**Your task**
Select the lines that hold the word "Read" and copy each one.

━━━━━━━━

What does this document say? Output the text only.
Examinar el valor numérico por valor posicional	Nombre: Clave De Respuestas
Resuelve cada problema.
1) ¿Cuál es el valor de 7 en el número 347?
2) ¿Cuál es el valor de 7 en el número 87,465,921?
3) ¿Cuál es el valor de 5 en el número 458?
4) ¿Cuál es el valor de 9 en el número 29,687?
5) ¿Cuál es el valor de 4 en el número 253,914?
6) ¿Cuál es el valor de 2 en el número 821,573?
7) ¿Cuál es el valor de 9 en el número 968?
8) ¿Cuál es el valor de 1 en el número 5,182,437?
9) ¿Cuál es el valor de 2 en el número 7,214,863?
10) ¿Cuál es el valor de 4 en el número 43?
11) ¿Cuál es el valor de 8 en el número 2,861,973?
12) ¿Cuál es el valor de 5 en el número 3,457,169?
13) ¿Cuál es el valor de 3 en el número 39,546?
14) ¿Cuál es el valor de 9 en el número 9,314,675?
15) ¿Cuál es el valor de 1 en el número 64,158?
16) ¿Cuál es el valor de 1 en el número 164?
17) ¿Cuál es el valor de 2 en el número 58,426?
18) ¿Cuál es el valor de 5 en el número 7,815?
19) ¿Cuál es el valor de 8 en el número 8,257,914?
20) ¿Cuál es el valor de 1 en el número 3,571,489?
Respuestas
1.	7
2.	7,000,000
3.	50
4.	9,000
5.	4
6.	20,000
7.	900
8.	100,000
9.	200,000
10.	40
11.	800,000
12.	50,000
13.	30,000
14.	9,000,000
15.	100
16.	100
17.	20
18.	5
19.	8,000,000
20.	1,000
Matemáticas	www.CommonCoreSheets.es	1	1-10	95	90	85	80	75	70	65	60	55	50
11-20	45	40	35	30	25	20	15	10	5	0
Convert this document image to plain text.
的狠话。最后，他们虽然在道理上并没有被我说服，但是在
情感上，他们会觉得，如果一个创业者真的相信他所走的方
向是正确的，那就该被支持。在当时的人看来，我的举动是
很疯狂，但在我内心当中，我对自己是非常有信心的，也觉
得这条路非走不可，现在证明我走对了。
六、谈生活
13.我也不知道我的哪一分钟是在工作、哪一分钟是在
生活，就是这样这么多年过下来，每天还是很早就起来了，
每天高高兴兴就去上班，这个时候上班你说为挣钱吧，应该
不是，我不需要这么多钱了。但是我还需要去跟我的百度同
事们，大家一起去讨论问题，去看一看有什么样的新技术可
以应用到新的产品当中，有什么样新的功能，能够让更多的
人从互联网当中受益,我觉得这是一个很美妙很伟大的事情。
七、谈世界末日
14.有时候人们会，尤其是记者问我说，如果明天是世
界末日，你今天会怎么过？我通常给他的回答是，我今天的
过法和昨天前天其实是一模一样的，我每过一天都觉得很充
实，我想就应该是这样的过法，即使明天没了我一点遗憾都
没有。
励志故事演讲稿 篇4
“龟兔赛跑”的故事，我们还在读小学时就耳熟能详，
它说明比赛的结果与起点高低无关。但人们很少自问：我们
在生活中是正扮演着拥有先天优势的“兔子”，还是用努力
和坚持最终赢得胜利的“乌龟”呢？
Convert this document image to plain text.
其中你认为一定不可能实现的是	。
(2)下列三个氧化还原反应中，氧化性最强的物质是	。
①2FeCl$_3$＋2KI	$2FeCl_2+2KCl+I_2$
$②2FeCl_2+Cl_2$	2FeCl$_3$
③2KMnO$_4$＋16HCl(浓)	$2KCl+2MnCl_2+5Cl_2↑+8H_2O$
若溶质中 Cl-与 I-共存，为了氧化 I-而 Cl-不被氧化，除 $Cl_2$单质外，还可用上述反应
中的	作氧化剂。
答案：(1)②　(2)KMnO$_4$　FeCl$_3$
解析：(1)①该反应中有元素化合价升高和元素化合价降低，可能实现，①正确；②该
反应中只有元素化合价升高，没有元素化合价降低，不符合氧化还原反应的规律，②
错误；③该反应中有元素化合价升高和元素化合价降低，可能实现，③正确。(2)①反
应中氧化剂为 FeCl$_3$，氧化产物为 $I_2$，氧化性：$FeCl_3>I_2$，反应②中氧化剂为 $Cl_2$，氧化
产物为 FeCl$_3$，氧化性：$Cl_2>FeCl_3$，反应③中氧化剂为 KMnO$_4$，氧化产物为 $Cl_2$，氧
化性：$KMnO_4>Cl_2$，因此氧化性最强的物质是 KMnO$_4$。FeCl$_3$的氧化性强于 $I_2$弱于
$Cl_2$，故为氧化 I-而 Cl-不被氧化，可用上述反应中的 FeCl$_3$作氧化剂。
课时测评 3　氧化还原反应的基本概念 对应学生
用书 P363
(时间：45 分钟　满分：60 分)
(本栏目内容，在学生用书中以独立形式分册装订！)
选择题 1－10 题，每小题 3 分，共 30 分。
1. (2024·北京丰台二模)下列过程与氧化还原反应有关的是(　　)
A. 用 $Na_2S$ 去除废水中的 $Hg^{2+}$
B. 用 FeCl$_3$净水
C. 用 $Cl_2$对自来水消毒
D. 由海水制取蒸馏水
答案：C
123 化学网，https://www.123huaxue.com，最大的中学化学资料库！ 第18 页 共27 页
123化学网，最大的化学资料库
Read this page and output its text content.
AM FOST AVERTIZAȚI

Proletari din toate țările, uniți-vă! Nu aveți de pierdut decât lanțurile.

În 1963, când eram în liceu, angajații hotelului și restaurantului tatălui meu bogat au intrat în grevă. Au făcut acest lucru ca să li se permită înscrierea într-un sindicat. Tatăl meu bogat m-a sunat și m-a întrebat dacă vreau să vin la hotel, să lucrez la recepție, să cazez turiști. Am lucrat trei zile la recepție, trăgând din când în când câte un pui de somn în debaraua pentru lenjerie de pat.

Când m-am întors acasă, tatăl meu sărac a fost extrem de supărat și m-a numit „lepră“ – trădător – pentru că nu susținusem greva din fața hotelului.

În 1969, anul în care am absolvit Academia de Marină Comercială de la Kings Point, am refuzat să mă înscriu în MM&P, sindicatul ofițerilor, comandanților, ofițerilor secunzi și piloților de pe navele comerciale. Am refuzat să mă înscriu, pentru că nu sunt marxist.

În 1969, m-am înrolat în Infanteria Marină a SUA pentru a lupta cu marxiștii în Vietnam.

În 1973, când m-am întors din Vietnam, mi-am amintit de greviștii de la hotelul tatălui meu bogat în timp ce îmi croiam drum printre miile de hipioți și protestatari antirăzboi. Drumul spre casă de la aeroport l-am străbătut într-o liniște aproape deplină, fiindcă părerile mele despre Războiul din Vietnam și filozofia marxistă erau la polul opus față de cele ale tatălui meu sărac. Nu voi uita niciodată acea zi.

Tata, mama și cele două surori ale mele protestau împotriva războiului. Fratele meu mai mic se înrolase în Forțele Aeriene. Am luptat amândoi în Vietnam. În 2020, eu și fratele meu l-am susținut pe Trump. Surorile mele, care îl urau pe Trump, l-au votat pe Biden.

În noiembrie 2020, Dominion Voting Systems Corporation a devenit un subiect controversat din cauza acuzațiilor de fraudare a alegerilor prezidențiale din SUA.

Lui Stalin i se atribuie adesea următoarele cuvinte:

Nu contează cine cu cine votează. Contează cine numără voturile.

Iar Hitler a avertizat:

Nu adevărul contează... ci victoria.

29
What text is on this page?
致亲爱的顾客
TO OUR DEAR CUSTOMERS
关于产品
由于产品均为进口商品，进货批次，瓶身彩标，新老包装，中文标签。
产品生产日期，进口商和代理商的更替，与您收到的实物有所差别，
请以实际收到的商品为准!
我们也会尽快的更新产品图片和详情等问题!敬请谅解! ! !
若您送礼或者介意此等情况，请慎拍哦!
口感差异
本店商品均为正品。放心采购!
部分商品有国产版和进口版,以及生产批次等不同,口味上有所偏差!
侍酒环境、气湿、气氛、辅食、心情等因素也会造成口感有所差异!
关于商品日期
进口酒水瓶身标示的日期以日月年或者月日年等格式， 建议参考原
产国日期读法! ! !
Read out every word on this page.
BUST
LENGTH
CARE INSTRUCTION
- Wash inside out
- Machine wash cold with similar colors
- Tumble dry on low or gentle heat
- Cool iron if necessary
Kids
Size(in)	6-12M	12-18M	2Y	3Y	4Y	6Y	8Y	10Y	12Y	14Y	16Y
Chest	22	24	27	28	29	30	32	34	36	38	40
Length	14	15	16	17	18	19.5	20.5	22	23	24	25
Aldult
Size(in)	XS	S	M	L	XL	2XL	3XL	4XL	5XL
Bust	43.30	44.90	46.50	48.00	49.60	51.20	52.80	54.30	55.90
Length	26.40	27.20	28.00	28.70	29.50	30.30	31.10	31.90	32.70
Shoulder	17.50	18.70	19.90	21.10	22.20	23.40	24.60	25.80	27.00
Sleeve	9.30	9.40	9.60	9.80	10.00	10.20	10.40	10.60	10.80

━━━━━━━━

**Result**
Read this page and output its text content.
Read out every word on this page.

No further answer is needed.